Study questions -
1. Answer these questions from the article on "Waterline":
(a) Which exhibit is "Waterline" part of?
(b) Where does Andrew Shewman live?
(c) Which material does Shewman value as sustainable?
2. Reproduce the stretch of the article on "Waterline" from "Submitted by San" through "the sea structures.".
3. Carry on the article on "Waterline," picking up after its final sentence.

Text under study -
‘Waterline’ – Split, twisted and bound

Submitted by San Juan Island Museum of Art.

San Juan Island Museum of Art is proud to present the piece “Waterline” as part of its “DEEP DIVE” exhibit.

In “Waterline,” created by Andrew Shewman, Orcas Island resident, the whale and orca flukes move within the art, morphing from human to vessel. Several forms make up the total art piece — mask, skywolf, resilience, swimmer, fluke and eyes. The enjoyment is discovering each as you walk among and are dwarfed by the sea structures.

Shewman, pictured here, said of his work, “Non-human forms captivate me — the beauty of their perfect adaptation to their environment, thus their inseparability from the natural world.”

In keeping with the strong environmental message of the summer exhibit, Shewman is interested in bamboo as a sustainable material in the family of grasses. Bamboo has a rich cultural and aesthetic history in the arts. In his hands, the traditional methods of splitting, bending and binding form sculptures that reflect his curiosity of human encounter with the natural world.

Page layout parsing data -
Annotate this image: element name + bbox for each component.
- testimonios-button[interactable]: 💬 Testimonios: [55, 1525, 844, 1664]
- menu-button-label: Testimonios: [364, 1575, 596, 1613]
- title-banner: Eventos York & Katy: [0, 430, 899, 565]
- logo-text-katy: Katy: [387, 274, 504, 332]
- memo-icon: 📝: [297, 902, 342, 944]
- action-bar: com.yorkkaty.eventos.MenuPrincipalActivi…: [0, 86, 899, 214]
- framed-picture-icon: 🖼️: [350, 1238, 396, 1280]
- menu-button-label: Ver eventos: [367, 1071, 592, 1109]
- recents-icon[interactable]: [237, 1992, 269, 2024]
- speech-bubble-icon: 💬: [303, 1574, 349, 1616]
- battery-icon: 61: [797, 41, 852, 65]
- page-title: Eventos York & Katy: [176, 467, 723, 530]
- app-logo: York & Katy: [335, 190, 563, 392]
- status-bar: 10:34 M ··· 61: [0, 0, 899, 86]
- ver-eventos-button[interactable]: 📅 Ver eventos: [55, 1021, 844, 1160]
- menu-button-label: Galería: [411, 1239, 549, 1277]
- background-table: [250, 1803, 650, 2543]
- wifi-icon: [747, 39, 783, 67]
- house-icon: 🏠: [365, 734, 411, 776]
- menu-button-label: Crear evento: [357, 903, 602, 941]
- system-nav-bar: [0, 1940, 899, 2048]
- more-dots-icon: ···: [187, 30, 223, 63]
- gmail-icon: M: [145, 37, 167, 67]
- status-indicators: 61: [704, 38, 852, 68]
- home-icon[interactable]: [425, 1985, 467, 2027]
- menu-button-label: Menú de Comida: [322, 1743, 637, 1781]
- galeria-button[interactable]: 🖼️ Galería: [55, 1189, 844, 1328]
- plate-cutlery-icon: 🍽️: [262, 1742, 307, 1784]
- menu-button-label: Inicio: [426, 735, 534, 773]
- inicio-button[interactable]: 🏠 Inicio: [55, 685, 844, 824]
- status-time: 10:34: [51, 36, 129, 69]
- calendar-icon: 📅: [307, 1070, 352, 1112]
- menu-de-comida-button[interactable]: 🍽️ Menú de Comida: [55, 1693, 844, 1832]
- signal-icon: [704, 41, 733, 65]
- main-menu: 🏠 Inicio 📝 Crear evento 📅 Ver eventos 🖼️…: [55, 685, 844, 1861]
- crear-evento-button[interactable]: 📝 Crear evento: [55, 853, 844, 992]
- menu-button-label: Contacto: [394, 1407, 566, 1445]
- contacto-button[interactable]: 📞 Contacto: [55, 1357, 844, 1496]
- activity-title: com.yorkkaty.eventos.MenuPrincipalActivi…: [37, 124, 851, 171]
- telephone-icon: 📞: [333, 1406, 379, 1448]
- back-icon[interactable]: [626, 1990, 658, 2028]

Numbered responses -
1.
(a) The "DEEP DIVE" exhibit.
(b) Orcas Island.
(c) Bamboo.

2.
Submitted by San Juan Island Museum of Art.

San Juan Island Museum of Art is proud to present the piece “Waterline” as part of its “DEEP DIVE” exhibit.

In “Waterline,” created by Andrew Shewman, Orcas Island resident, the whale and orca flukes move within the art, morphing from human to vessel. Several forms make up the total art piece — mask, skywolf, resilience, swimmer, fluke and eyes. The enjoyment is discovering each as you walk among and are dwarfed by the sea structures.

3.
“I am fascinated with the human encounter with the spiritual world, archetypes throughout all cultures, and how as humans we reason our existence in the world,” Shewman said. “Of these things my artwork has become its own personal search and diversion between reality and myth.”

In his career as a co-owner of AZO, Shewman has worked with his wife Susan Singleton on more than 20 major installations. With natural materials and beauty, the pieces are a good fit with the clean lines of modern architecture and have been commissioned for hospitals, hotels and commercial buildings around the world. They include Royal Caribbean Cruise Lines, Muckleshoot Tribe, Group Health, Swedish Hospital and Shriner’s Burn Hospital.

“Waterline” and “DEEP DIVE,” which focuses on the beauty of the Salish Sea and the threats to our iconic species, runs at SJIMA through Sept. 16. SJIMA is located in Friday Harbor at 540 Spring St.